Directive ▸ Go through the data below. List every line that holds the word "panel".

Records excerpted from a collection
# # # #

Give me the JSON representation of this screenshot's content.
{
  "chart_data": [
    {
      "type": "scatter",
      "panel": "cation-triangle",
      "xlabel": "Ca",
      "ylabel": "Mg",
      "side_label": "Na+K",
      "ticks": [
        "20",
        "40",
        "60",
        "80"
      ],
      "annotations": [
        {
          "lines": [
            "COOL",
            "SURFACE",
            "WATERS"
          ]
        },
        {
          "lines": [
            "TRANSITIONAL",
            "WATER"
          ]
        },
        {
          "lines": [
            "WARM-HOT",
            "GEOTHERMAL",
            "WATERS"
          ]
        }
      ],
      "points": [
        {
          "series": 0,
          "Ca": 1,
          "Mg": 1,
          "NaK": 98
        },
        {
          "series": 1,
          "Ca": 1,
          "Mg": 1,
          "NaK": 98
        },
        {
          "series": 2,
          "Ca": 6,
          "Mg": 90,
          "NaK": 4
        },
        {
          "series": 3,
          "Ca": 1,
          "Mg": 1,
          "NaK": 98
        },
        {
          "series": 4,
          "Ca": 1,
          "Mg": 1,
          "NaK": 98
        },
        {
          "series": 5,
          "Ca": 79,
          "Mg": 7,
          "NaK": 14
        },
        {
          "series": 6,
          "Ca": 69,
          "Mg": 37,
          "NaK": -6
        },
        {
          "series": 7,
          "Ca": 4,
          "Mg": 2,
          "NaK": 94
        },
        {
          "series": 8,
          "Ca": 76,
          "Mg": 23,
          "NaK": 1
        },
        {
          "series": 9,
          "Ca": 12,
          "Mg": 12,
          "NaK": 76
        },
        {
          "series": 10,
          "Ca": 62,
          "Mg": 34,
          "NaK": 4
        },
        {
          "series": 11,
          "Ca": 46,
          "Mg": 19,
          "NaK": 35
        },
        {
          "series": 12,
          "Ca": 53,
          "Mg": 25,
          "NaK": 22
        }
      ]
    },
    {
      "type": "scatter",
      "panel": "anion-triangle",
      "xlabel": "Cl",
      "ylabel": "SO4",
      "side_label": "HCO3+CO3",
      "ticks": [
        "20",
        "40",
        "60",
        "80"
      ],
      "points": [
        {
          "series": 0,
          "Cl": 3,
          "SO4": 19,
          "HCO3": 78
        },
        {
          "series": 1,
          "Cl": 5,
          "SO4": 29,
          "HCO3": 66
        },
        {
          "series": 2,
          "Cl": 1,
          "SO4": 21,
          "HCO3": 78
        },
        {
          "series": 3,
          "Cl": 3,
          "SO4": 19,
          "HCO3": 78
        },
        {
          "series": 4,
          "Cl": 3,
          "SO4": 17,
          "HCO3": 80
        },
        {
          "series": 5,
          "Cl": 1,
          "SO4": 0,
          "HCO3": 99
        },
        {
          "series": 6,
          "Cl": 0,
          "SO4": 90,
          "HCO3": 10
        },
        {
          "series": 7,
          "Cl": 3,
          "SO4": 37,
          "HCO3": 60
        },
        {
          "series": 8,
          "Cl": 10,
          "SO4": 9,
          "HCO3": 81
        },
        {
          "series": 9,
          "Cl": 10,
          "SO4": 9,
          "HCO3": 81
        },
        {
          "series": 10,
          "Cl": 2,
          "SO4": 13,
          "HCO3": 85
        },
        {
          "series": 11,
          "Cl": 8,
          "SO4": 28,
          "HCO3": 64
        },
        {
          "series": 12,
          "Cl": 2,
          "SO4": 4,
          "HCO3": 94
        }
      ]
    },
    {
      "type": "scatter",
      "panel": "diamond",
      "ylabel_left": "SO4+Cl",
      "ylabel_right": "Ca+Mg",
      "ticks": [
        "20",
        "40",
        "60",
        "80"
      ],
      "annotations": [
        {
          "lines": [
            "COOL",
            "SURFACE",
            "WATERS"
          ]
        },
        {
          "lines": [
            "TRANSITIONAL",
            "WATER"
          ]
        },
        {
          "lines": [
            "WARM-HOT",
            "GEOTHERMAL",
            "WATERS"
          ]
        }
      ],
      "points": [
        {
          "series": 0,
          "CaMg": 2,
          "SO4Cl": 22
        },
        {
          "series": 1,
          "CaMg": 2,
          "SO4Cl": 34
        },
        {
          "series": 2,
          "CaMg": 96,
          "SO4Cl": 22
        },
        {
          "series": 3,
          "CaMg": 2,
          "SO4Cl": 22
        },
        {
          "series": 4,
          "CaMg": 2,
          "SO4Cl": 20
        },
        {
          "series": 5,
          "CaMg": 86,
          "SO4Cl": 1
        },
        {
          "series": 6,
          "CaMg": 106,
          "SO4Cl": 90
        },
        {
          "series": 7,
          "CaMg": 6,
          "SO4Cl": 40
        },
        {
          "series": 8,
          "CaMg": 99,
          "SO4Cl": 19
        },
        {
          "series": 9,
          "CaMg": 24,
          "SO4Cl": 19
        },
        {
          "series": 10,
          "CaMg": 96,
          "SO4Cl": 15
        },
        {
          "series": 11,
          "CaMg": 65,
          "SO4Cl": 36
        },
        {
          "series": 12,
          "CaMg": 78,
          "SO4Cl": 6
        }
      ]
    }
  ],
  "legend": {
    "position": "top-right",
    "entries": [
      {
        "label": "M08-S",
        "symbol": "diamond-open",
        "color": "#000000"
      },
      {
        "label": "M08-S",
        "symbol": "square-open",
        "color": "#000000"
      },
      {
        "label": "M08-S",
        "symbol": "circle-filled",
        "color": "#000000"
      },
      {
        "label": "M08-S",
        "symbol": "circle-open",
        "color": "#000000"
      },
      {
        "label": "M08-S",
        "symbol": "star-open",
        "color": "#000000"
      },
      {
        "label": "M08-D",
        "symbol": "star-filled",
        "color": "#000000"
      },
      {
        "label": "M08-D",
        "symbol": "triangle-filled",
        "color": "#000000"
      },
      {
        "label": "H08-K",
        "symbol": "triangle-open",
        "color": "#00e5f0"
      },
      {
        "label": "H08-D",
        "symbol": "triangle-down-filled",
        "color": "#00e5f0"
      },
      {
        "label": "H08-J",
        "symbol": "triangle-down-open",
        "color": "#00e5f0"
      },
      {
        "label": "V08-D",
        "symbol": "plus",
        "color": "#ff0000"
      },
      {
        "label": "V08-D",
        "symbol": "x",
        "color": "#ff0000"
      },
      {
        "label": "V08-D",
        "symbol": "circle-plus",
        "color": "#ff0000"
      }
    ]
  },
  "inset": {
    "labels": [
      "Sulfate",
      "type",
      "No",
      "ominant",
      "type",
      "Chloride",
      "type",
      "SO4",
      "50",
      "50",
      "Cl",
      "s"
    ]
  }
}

# # # #

Result for this task ▸
      "panel": "cation-triangle",
      "panel": "anion-triangle",
      "panel": "diamond",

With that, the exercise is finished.